### WHAT YOU SHOULD DO
Among the entries below, find the lines with "this" and copy them.

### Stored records
******************************

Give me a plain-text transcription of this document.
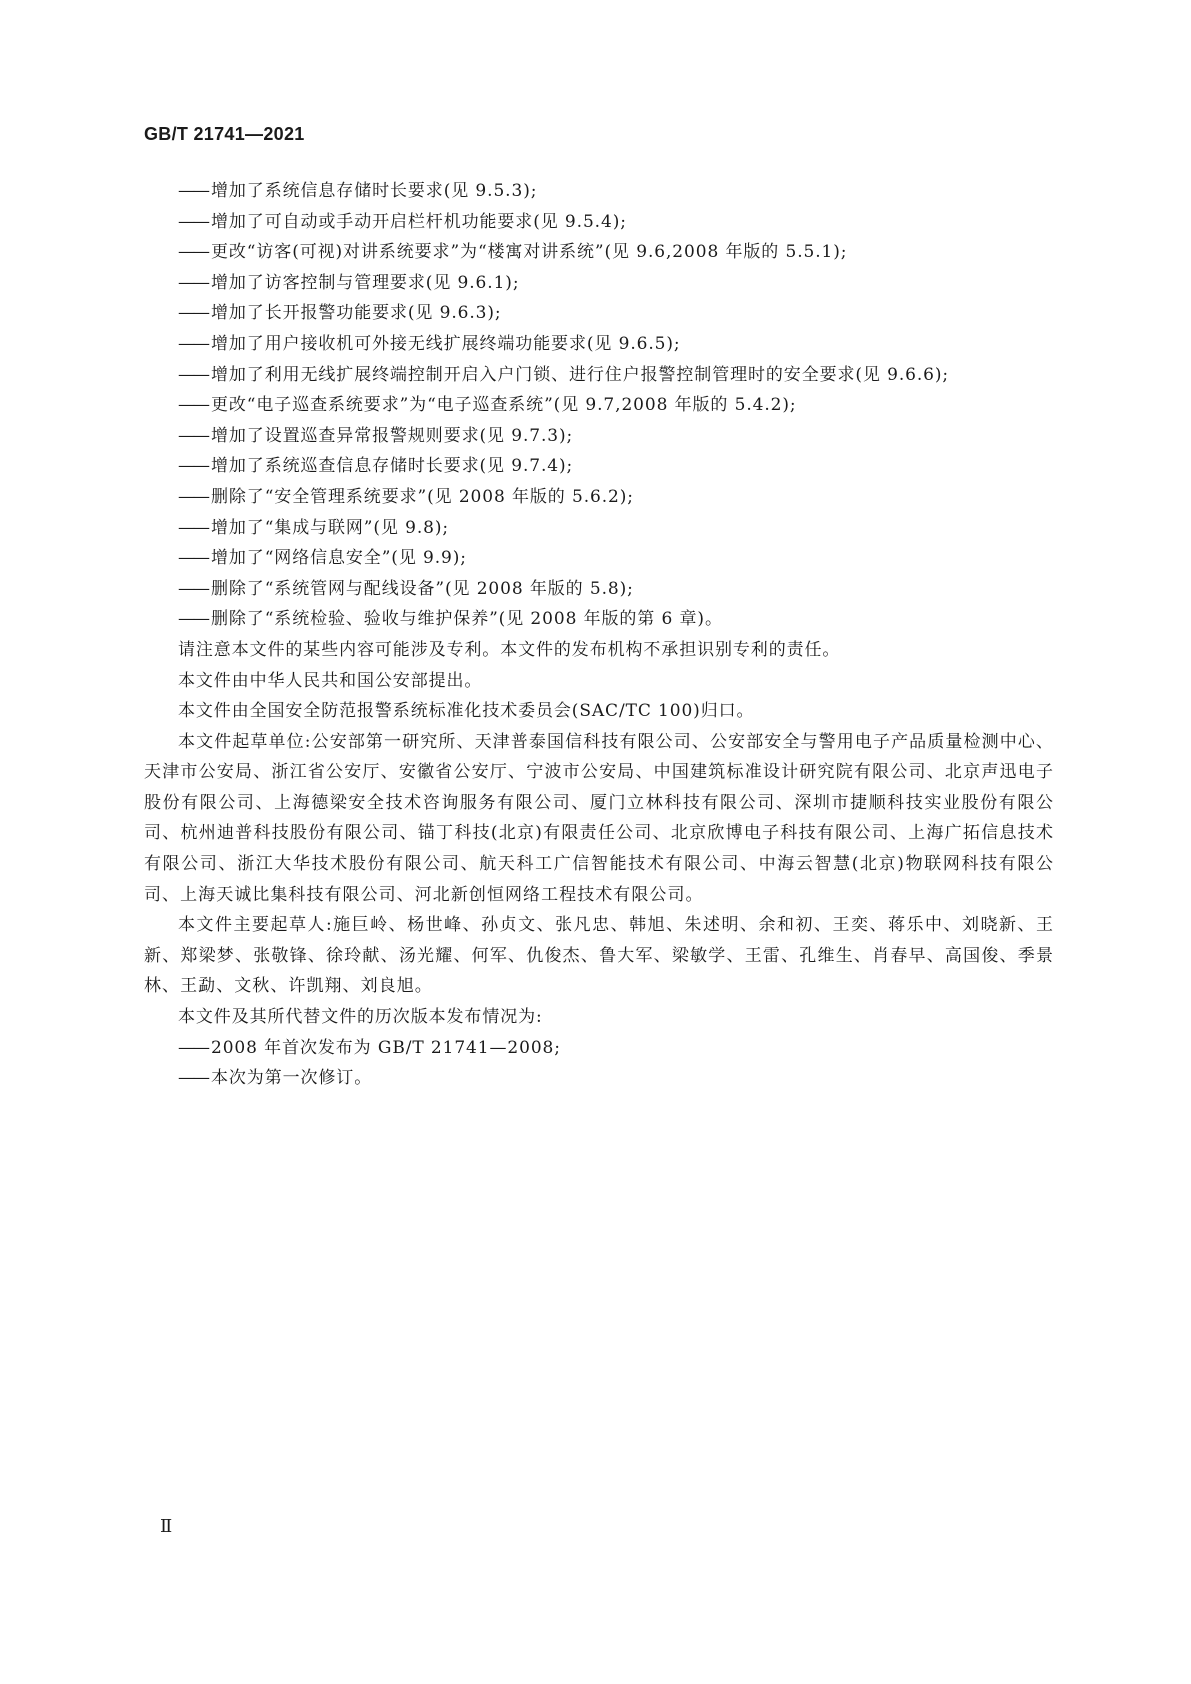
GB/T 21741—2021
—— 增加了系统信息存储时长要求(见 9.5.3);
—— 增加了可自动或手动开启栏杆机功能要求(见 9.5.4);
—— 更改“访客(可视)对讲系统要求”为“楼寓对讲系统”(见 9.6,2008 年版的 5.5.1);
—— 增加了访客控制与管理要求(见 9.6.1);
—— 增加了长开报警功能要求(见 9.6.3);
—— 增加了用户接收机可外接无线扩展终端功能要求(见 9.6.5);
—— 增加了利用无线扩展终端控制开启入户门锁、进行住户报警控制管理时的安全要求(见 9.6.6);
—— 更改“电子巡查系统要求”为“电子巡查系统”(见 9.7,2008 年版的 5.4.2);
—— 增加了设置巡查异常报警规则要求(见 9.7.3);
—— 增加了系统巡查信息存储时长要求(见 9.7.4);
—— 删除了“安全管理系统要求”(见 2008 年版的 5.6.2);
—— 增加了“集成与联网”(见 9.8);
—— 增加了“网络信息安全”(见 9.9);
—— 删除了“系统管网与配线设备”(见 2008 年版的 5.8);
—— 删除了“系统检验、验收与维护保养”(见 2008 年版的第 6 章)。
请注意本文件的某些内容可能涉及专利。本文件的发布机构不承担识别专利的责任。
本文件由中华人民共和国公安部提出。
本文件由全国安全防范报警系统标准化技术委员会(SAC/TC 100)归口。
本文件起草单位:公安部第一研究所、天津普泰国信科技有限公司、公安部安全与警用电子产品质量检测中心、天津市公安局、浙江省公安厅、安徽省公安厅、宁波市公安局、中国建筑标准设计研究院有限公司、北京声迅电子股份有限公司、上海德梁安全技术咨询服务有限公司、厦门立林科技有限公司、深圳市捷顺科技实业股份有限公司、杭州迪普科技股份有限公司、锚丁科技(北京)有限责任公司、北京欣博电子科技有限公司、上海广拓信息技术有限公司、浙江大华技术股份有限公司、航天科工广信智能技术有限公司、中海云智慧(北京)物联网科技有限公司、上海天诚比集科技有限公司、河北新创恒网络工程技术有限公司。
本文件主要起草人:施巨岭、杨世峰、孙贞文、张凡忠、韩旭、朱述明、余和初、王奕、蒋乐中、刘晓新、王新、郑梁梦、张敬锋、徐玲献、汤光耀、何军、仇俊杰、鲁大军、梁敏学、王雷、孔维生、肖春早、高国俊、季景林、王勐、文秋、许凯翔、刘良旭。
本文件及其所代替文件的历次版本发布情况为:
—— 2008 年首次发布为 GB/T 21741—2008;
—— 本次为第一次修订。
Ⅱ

******************************

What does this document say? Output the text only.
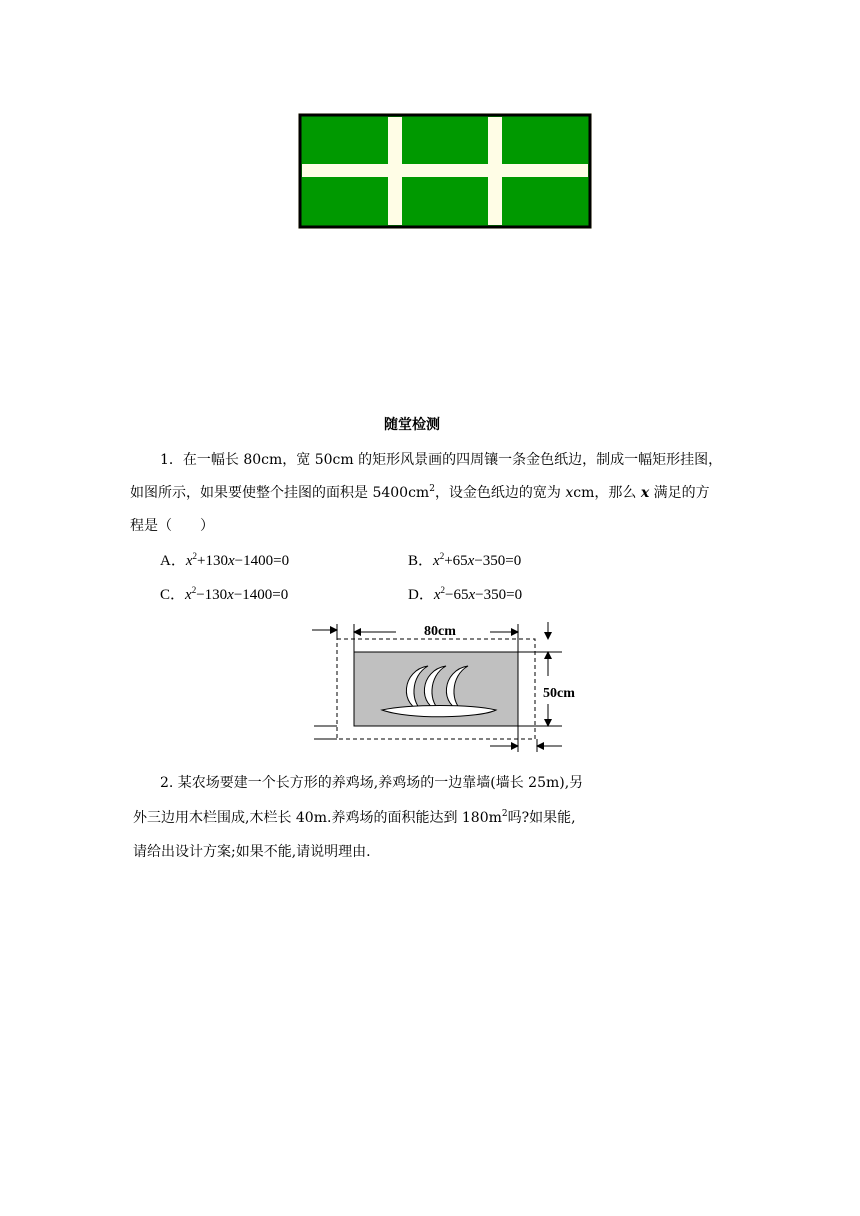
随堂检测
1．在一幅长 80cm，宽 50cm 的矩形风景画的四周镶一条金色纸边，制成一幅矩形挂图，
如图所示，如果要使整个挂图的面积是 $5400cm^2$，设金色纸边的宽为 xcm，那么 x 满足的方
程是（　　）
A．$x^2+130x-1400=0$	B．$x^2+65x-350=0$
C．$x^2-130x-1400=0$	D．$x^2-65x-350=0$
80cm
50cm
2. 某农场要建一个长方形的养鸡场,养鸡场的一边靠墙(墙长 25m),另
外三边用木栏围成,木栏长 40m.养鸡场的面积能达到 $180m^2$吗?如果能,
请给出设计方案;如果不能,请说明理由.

******************************

### OUTPUT
Give me a plain-text transcription of this document.
What does this document say? Output the text only.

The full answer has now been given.